#### Task statement
Only lines holding the word "JSON" should be copied from the material.
┄┄┄┄┄┄┄┄┄┄
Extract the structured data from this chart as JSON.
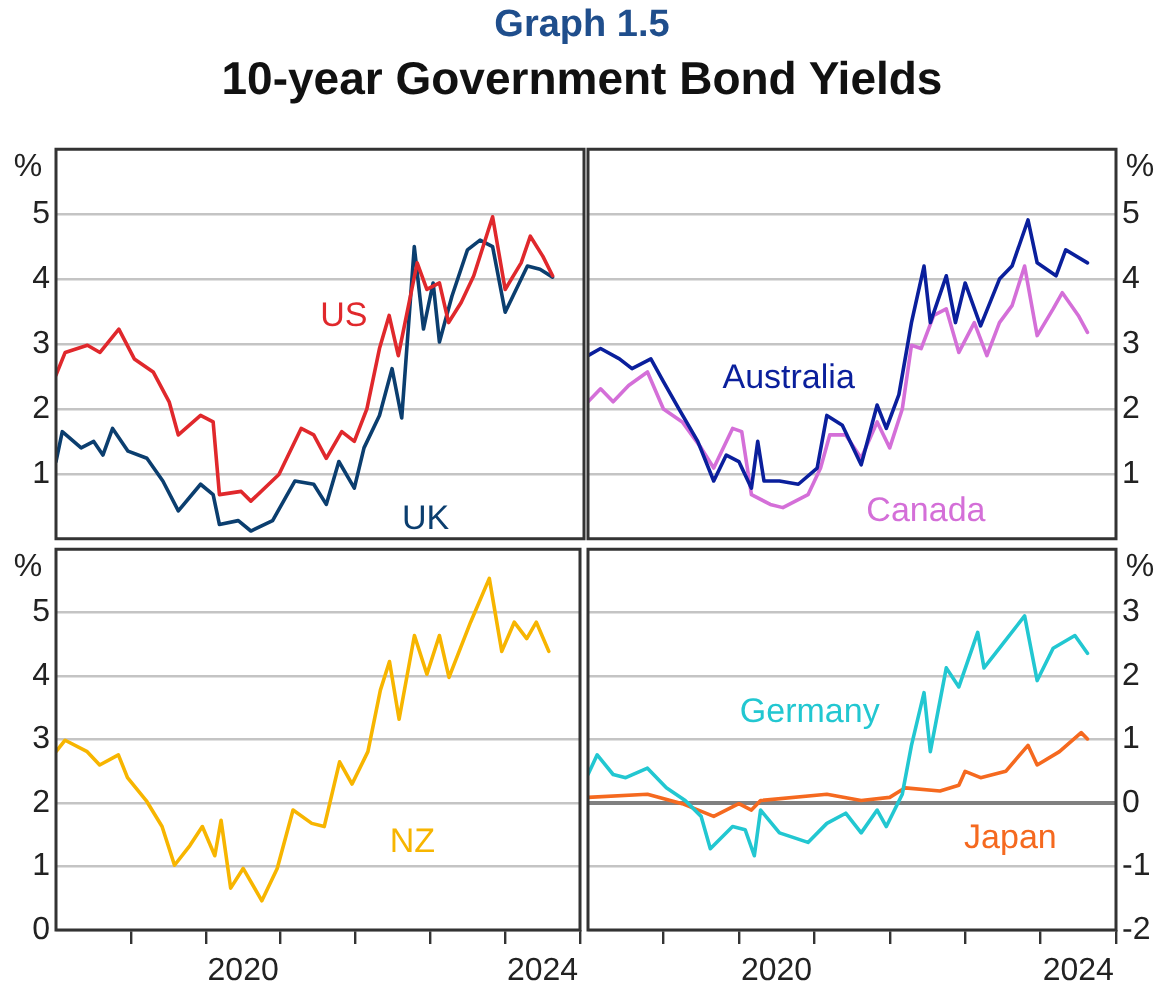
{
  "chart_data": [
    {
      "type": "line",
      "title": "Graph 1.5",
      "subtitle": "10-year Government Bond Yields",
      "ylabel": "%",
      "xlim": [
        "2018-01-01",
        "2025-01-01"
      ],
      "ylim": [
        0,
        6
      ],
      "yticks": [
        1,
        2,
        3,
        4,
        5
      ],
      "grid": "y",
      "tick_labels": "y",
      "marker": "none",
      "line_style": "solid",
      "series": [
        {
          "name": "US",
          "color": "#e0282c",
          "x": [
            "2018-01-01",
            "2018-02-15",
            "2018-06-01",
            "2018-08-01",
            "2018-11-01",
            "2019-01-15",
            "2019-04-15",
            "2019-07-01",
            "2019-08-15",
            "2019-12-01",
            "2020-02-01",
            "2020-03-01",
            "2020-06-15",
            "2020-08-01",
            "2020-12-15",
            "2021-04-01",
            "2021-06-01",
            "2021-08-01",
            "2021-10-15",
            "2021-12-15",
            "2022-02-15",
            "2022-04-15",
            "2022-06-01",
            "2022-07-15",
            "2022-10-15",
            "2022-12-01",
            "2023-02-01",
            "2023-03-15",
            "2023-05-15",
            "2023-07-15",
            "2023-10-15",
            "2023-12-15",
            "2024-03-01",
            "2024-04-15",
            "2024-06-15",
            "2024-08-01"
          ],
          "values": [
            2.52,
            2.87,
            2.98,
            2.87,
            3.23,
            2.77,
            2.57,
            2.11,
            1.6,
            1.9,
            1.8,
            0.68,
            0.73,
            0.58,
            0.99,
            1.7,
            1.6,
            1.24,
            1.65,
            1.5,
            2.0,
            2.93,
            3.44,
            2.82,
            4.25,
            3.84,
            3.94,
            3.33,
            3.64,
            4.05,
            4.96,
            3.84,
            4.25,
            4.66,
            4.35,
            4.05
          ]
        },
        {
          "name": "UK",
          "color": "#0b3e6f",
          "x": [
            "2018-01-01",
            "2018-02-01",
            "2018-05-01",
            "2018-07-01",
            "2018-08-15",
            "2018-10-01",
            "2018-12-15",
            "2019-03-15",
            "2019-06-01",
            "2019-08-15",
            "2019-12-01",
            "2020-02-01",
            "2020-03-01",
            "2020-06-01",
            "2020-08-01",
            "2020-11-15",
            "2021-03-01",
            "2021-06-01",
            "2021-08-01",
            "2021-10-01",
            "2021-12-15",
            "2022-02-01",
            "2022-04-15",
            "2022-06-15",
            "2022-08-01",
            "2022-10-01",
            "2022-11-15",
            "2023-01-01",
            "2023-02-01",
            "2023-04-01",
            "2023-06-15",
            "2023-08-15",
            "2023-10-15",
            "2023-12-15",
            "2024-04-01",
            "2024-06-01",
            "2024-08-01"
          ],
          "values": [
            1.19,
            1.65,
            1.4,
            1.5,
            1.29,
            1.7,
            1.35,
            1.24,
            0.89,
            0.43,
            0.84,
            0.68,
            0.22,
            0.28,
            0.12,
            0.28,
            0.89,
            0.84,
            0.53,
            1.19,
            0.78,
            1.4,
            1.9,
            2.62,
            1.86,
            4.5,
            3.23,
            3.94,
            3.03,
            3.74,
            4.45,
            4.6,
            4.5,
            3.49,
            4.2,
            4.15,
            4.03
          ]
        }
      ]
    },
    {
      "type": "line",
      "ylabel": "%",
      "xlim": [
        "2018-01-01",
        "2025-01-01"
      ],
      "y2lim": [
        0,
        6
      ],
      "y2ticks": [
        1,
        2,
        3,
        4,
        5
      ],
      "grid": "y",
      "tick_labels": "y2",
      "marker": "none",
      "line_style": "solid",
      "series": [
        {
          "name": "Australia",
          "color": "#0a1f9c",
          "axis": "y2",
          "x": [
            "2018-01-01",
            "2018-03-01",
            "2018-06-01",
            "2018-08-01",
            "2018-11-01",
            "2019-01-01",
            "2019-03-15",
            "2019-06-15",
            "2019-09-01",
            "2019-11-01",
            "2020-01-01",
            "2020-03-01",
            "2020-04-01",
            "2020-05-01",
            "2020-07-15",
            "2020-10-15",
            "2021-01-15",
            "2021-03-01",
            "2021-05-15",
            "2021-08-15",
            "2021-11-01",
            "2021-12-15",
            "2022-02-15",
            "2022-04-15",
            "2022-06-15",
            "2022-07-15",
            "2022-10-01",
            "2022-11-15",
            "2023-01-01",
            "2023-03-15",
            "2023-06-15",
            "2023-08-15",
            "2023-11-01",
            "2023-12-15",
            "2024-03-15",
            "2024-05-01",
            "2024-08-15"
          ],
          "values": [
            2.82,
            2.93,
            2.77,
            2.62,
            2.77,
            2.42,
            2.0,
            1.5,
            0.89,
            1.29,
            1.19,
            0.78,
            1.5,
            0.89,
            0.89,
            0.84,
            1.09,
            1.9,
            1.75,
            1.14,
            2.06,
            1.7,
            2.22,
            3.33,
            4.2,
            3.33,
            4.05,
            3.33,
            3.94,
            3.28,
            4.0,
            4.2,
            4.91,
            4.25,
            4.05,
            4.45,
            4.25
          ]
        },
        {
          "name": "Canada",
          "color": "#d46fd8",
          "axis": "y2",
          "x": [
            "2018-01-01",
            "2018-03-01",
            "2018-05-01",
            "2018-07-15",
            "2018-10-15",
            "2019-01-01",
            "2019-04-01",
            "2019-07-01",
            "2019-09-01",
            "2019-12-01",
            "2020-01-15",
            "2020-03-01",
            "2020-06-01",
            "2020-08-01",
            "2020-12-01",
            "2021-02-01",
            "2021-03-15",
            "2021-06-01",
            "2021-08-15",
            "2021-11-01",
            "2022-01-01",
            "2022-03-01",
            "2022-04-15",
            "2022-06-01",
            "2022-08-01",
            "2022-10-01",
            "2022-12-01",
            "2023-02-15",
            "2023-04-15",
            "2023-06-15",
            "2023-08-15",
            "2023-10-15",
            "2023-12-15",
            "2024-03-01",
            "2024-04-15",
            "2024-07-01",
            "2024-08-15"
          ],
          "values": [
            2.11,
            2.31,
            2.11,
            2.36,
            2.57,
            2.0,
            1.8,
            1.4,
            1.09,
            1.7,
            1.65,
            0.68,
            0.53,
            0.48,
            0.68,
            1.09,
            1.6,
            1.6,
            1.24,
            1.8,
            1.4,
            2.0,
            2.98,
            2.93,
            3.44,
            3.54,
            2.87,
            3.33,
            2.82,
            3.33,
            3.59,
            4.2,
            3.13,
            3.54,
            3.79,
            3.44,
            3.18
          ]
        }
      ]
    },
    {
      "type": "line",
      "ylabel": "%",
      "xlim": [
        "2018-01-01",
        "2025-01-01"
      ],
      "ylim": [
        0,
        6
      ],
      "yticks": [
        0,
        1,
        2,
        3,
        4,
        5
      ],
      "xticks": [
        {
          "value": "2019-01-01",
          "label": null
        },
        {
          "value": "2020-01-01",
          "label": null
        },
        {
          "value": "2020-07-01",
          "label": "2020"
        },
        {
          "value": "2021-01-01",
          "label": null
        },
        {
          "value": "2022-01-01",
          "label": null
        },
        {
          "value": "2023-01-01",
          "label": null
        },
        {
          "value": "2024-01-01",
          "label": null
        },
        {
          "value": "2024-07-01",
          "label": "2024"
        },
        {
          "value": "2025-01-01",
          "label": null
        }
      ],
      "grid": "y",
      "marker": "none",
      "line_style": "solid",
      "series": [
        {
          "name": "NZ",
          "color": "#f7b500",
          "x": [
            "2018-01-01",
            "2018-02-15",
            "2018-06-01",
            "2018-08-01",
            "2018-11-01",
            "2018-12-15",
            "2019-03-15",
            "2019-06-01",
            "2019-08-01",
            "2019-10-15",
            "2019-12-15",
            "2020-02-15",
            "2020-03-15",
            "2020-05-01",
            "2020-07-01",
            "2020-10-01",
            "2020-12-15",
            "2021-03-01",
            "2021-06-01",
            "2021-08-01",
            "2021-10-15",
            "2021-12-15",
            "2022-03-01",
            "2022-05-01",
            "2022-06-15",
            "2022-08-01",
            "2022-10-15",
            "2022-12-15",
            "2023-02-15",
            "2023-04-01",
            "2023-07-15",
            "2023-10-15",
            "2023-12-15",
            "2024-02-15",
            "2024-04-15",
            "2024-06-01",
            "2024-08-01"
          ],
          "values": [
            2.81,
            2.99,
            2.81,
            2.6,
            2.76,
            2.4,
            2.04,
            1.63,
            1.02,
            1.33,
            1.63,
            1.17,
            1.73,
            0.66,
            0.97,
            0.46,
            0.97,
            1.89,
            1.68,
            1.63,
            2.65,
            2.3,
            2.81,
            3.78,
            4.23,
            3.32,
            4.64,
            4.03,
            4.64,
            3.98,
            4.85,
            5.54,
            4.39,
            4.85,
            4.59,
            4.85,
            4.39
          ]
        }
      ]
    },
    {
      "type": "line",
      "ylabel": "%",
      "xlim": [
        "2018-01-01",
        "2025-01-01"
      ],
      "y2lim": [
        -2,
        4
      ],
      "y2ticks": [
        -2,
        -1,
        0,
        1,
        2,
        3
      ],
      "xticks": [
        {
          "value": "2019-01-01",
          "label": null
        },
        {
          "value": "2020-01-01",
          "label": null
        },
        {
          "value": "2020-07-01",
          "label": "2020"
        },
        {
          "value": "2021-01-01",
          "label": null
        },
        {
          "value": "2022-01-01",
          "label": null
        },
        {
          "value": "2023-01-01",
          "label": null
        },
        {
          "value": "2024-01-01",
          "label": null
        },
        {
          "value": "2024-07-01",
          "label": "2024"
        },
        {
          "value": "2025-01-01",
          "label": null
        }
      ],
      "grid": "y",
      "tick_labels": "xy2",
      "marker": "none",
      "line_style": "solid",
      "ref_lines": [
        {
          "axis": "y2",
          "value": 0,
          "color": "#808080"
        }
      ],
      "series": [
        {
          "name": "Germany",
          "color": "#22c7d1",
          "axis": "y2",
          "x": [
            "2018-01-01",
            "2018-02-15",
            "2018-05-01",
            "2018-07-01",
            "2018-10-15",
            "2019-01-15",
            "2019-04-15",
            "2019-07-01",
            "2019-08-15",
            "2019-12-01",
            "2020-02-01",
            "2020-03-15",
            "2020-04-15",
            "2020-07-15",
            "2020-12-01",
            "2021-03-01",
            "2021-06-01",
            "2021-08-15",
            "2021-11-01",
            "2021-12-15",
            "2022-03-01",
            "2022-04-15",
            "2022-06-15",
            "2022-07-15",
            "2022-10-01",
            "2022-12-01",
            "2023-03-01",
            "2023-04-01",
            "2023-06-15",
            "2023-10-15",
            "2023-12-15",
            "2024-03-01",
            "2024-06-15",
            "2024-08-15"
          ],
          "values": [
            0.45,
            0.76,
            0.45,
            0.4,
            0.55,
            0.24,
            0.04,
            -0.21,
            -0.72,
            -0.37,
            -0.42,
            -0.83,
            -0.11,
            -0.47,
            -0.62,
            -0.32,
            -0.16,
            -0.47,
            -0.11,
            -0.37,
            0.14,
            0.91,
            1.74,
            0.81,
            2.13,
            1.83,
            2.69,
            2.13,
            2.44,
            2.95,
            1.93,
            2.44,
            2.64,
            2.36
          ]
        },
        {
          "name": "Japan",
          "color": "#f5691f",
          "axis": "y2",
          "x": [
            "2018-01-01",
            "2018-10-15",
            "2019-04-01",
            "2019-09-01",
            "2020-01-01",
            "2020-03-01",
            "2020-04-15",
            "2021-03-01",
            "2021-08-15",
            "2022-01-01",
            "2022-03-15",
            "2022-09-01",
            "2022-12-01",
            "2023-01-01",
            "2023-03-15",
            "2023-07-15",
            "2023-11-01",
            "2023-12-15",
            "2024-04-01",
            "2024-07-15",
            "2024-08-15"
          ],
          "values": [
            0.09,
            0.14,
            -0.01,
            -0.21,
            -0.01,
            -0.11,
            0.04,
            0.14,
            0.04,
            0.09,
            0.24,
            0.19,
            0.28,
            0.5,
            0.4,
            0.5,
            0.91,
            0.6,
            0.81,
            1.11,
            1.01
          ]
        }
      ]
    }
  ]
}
┄┄┄┄┄┄┄┄┄┄
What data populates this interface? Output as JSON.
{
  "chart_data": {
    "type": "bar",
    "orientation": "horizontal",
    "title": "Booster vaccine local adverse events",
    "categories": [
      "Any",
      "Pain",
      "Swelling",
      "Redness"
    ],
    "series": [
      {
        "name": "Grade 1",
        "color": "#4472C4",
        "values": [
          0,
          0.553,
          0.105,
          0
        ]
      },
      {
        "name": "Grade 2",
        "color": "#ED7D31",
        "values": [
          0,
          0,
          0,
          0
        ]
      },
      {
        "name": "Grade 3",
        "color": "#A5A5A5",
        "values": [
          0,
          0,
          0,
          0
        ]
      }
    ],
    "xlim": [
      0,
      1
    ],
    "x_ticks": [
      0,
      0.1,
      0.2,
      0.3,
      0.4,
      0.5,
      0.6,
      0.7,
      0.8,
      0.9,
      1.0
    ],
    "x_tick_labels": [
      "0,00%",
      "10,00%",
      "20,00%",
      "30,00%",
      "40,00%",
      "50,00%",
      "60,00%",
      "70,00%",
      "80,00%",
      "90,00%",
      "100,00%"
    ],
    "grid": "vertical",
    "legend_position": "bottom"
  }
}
┄┄┄┄┄┄┄┄┄┄
#### Response below
Extract the structured data from this chart as JSON.
What data populates this interface? Output as JSON.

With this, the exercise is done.